** start **

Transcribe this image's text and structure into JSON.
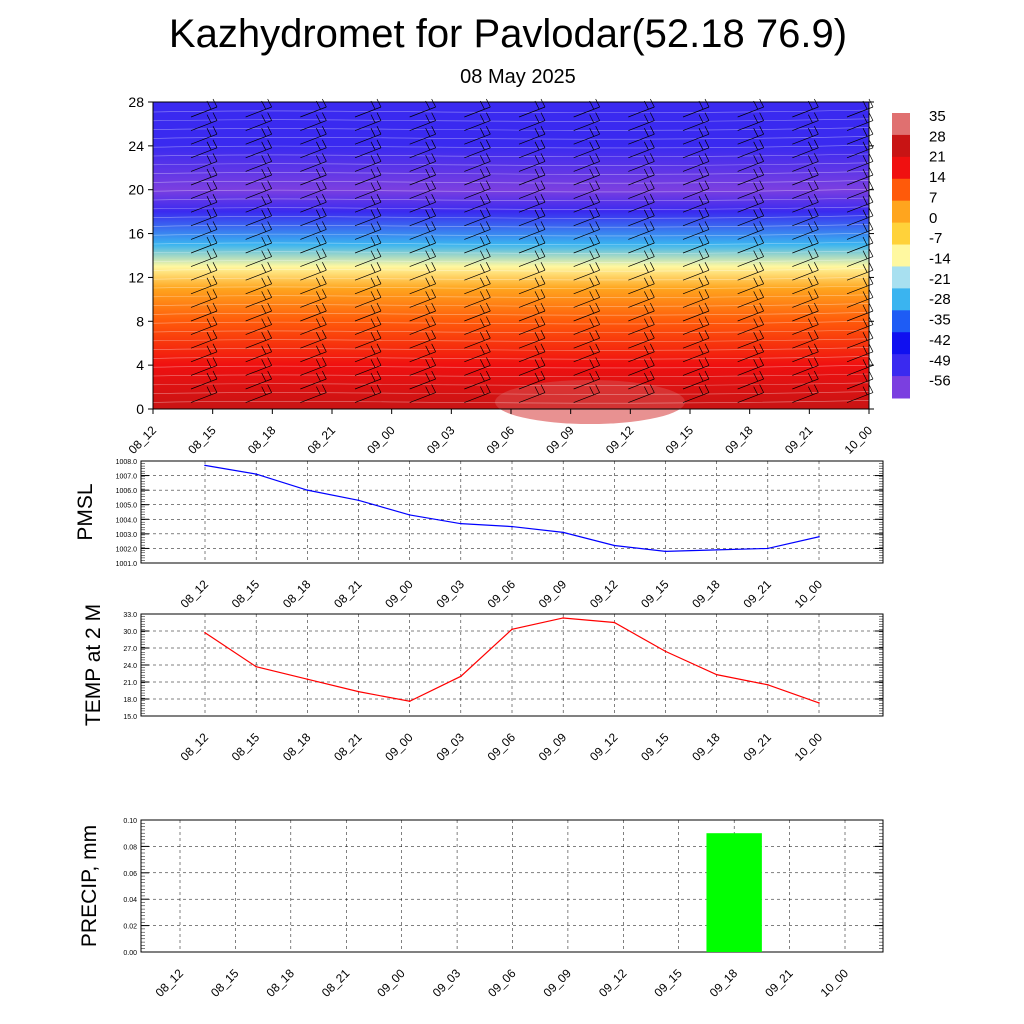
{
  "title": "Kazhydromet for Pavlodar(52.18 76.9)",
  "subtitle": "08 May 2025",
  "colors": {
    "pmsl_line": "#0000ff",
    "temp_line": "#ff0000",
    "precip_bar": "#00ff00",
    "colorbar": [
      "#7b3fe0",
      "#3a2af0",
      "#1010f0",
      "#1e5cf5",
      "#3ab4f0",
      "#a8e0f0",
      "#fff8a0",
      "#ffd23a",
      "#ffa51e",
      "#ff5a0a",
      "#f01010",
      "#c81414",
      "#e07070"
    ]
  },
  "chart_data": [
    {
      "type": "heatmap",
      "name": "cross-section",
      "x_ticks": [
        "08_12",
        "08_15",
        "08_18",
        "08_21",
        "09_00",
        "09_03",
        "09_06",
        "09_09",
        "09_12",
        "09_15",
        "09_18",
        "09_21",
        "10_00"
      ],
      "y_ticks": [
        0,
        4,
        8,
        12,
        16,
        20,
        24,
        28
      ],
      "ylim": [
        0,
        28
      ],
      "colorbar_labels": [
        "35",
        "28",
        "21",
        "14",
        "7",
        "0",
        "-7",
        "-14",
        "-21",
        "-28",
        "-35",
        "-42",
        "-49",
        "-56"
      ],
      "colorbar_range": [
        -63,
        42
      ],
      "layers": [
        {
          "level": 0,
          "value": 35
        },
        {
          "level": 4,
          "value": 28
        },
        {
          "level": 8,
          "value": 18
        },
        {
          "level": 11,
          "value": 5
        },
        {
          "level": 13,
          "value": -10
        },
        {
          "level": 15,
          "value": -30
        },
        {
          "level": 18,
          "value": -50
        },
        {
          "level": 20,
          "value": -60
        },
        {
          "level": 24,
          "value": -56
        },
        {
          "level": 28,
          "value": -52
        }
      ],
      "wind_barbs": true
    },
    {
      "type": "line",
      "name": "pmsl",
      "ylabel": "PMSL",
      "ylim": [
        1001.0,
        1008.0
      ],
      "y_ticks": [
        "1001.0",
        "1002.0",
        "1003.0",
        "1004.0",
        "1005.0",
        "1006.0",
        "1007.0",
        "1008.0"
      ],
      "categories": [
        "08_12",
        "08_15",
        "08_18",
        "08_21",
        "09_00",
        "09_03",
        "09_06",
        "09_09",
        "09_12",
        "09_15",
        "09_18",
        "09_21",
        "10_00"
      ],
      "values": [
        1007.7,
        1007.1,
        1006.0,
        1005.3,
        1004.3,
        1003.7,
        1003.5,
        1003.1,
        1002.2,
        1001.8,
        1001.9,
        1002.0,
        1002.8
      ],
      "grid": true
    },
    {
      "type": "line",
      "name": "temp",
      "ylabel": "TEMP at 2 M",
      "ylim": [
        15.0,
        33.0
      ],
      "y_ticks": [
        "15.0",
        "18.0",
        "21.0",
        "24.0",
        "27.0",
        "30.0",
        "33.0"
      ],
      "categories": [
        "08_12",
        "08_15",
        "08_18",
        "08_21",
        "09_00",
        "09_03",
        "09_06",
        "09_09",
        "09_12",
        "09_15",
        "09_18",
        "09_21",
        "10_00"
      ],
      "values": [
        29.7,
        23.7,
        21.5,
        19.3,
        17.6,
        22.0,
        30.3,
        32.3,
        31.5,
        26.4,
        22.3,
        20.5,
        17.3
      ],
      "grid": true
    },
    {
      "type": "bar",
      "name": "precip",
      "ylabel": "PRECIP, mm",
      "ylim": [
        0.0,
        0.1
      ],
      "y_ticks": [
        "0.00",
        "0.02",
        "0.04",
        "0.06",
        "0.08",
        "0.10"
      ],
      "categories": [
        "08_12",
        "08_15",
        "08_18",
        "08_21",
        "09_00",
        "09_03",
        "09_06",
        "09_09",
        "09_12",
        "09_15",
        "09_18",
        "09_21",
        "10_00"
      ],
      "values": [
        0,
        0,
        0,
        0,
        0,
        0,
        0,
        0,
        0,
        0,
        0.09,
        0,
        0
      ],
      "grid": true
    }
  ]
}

** end **
** start **

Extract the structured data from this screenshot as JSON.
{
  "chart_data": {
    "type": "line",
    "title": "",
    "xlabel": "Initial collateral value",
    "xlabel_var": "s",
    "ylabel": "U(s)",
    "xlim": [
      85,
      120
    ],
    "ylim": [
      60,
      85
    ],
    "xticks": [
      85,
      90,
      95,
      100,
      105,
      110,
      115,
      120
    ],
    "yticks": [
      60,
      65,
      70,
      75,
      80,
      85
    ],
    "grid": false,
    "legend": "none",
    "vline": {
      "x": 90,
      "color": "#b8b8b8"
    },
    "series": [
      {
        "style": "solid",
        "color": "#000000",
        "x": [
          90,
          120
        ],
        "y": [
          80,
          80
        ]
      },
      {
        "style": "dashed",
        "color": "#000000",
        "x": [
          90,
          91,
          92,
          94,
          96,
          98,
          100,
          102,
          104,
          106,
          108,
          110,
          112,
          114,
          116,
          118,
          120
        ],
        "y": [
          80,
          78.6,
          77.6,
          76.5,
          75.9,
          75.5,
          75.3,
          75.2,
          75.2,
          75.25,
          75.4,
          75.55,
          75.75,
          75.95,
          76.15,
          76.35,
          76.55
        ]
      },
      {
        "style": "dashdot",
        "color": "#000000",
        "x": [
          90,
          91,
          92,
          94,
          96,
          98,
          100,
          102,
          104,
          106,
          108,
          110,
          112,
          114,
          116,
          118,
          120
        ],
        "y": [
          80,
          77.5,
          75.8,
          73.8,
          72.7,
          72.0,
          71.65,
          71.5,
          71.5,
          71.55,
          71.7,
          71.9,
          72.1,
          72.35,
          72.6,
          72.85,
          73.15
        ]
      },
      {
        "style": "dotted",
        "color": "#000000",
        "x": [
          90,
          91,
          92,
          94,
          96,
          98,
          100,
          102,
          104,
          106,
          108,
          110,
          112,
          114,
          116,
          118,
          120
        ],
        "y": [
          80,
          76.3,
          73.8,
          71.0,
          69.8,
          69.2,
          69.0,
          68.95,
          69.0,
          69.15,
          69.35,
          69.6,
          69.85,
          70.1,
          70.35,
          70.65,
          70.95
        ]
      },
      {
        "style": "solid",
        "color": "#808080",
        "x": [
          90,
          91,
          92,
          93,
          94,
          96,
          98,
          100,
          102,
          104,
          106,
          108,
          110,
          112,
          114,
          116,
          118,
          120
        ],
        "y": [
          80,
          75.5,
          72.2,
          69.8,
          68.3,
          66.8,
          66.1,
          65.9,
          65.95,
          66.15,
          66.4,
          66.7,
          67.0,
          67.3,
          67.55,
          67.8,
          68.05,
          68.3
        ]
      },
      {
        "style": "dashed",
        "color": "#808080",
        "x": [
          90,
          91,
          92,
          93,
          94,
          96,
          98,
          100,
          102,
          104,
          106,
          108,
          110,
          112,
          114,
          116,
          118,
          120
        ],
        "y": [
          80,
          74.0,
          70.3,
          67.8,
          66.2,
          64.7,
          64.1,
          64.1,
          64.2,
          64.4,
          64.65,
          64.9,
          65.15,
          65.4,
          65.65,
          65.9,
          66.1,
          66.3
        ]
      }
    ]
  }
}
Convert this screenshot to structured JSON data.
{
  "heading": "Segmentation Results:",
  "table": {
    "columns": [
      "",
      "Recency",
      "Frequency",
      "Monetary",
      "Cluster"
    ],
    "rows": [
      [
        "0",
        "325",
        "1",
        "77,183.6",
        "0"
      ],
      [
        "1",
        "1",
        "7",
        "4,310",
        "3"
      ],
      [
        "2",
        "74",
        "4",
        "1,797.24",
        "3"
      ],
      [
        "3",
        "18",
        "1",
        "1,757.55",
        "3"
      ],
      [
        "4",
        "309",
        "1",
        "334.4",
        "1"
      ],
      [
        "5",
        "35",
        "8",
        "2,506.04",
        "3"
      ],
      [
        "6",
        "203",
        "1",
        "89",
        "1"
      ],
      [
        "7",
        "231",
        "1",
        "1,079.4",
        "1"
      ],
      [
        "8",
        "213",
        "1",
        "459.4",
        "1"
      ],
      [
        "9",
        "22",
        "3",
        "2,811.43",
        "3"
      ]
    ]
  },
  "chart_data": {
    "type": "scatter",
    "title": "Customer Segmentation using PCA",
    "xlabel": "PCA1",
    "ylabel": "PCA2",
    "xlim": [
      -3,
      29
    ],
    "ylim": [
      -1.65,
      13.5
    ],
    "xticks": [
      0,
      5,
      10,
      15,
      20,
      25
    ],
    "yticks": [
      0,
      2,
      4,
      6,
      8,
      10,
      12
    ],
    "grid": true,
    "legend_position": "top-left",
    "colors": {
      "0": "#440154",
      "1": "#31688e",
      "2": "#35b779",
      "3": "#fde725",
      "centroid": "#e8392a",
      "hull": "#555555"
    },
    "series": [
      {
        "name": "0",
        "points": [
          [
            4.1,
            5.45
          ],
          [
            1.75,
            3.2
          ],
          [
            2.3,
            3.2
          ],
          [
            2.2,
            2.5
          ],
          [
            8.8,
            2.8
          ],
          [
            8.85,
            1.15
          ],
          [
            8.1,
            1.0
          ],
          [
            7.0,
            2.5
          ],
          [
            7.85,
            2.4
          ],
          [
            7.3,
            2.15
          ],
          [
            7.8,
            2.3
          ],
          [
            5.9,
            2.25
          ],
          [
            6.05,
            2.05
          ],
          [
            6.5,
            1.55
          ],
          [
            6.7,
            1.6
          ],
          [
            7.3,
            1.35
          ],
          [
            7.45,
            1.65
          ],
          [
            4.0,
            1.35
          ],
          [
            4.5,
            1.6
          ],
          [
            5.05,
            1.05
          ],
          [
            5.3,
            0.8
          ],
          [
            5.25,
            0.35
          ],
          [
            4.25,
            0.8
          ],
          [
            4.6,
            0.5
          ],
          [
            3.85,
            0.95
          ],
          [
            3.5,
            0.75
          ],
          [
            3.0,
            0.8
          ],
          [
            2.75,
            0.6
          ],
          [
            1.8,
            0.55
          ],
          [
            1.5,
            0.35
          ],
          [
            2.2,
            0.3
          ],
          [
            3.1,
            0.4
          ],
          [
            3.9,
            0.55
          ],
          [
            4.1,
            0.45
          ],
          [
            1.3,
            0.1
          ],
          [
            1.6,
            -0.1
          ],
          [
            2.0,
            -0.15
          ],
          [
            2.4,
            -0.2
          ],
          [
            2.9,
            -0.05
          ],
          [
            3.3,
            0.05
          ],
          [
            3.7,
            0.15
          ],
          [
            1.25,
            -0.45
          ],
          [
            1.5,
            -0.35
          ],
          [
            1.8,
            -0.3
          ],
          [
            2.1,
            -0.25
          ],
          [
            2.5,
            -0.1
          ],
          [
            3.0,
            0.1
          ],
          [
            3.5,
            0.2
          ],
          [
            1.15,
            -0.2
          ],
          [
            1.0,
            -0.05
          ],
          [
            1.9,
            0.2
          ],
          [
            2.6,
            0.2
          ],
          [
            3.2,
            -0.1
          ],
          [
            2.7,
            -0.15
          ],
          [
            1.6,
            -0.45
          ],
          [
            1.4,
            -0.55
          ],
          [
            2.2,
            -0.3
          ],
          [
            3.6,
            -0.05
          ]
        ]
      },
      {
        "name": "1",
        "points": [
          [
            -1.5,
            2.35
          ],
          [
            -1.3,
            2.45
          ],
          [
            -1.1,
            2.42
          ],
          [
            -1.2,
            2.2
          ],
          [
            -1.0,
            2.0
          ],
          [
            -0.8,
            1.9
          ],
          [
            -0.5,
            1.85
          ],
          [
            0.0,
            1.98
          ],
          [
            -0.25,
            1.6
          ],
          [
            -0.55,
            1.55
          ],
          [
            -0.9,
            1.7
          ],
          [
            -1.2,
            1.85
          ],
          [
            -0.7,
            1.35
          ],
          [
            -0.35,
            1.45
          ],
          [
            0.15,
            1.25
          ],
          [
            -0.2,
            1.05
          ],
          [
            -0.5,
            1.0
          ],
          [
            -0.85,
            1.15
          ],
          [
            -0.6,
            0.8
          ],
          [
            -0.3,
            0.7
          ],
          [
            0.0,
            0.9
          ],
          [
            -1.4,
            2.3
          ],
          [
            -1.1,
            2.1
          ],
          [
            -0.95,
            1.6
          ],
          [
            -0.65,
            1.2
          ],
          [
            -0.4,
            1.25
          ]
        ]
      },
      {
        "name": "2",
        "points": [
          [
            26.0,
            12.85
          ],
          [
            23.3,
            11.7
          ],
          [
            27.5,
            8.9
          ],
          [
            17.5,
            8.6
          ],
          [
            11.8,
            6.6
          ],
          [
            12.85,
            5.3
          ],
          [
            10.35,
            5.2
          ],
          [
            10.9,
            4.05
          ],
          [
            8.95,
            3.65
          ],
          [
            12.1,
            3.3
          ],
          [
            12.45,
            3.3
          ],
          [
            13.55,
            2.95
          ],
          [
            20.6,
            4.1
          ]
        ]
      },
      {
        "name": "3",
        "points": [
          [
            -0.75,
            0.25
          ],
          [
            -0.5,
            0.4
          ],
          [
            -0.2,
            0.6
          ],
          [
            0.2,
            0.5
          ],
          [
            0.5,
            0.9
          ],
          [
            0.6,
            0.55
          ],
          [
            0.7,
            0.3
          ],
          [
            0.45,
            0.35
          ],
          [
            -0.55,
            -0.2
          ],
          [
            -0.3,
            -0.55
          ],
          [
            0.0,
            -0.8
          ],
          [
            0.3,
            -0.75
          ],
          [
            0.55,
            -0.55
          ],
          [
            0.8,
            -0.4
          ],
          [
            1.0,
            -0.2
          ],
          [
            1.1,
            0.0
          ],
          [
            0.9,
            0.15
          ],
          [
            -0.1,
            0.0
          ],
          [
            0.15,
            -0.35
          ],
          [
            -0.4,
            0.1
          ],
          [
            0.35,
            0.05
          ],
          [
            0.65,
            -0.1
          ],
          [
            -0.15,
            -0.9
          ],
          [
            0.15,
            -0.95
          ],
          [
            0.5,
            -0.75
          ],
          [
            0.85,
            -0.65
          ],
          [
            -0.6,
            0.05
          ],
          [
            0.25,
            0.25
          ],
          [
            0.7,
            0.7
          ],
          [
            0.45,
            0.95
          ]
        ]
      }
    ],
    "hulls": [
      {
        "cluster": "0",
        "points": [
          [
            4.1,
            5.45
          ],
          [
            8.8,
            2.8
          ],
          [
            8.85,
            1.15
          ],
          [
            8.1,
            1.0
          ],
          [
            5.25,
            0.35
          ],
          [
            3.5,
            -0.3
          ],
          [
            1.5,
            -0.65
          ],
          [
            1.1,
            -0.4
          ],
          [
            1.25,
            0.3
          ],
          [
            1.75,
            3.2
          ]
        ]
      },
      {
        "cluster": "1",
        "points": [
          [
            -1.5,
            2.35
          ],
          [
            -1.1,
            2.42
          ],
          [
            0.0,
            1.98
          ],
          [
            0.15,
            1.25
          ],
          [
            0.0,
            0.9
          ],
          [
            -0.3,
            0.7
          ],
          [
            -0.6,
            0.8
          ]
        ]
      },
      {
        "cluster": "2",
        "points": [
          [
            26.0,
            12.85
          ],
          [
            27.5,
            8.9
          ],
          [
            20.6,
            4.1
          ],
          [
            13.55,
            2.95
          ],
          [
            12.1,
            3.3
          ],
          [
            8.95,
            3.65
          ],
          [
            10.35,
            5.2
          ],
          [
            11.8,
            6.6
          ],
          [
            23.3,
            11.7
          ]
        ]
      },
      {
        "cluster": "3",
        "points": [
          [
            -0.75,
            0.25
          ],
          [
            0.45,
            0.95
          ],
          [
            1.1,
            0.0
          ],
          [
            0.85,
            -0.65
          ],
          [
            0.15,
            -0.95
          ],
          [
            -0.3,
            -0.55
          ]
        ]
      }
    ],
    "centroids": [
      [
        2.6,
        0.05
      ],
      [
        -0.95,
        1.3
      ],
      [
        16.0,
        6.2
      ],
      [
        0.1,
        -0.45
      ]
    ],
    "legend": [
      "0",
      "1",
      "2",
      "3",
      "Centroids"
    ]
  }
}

** end **

■ WHAT YOU ARE ASKED TO DO
Report how many lines include the word "type". Give nothing but the number.

■ WRITTEN RESPONSE
6